Pull out the lines of the entries below that run from the first line through the line containing "- data-point: [205, 280, 214, 289]", including both, and reproduce them verbatim.
----------------
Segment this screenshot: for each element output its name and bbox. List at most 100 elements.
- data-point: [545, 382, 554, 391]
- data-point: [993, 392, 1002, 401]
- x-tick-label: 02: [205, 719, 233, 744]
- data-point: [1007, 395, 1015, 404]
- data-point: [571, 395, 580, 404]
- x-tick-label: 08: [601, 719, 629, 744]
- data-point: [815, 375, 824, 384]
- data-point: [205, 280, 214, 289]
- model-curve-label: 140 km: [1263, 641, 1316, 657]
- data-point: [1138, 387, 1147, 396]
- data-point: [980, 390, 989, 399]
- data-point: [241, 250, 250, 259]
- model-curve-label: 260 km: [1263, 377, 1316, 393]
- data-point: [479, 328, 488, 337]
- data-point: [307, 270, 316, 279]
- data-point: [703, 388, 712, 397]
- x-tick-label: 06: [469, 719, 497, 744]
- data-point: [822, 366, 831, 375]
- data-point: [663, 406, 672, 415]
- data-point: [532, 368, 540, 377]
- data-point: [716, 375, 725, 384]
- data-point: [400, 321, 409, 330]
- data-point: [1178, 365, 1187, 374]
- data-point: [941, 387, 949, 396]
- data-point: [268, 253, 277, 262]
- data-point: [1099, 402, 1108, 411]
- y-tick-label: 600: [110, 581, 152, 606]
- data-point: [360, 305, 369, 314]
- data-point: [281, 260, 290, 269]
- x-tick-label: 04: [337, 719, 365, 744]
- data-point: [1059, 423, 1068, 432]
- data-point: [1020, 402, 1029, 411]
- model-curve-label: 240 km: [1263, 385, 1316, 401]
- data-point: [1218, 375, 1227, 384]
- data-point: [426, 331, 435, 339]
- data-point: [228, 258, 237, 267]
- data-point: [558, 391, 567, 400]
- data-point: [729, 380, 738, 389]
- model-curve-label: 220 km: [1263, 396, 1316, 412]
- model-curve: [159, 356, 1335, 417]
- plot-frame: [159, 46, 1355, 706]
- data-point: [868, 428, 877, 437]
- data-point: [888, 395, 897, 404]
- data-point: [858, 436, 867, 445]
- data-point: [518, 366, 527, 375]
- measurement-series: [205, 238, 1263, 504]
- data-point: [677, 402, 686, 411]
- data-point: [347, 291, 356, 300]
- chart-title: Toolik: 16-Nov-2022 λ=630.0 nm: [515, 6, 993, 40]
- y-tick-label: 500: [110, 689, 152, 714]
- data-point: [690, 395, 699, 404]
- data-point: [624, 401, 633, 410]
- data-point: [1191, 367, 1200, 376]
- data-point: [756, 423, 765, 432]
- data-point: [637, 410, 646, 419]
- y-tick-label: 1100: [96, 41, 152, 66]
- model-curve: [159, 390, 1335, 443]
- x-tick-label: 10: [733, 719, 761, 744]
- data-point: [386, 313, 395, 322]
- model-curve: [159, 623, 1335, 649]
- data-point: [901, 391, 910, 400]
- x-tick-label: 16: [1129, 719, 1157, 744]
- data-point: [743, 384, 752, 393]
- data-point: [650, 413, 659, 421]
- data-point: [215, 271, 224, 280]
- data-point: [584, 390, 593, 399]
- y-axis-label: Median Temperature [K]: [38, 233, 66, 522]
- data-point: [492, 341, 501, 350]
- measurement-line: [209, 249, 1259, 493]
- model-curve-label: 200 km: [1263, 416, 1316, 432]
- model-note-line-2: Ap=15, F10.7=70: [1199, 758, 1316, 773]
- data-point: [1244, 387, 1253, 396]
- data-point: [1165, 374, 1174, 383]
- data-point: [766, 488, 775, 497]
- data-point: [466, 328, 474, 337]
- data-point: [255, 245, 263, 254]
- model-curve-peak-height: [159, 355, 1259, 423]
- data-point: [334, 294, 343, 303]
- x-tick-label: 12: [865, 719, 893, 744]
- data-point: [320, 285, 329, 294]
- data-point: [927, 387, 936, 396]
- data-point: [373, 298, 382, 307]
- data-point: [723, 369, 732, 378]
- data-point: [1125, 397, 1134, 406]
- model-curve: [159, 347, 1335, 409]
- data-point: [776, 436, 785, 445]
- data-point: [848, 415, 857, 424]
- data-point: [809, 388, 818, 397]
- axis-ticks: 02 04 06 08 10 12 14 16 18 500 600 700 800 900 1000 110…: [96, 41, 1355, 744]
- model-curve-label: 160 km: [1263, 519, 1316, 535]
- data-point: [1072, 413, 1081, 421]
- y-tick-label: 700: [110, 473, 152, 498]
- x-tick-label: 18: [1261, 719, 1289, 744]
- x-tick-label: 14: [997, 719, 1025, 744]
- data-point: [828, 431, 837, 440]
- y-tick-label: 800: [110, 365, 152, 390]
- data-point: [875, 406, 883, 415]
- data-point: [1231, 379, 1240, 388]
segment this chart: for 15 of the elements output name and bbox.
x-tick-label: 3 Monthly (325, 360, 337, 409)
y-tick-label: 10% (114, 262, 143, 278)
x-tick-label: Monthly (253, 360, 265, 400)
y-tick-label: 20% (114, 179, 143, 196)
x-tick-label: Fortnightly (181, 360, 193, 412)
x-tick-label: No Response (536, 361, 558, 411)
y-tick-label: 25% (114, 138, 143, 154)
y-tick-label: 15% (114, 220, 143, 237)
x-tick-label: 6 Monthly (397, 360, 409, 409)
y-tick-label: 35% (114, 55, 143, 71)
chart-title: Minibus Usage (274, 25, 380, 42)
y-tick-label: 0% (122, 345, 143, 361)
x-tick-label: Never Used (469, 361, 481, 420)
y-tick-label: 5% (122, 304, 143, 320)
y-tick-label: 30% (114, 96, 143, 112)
----------------
▶ _TASK RESULT_:
Segment this screenshot: for each element output its name and bbox. List at most 100 elements.
- data-point: [545, 382, 554, 391]
- data-point: [993, 392, 1002, 401]
- x-tick-label: 02: [205, 719, 233, 744]
- data-point: [1007, 395, 1015, 404]
- data-point: [571, 395, 580, 404]
- x-tick-label: 08: [601, 719, 629, 744]
- data-point: [815, 375, 824, 384]
- data-point: [205, 280, 214, 289]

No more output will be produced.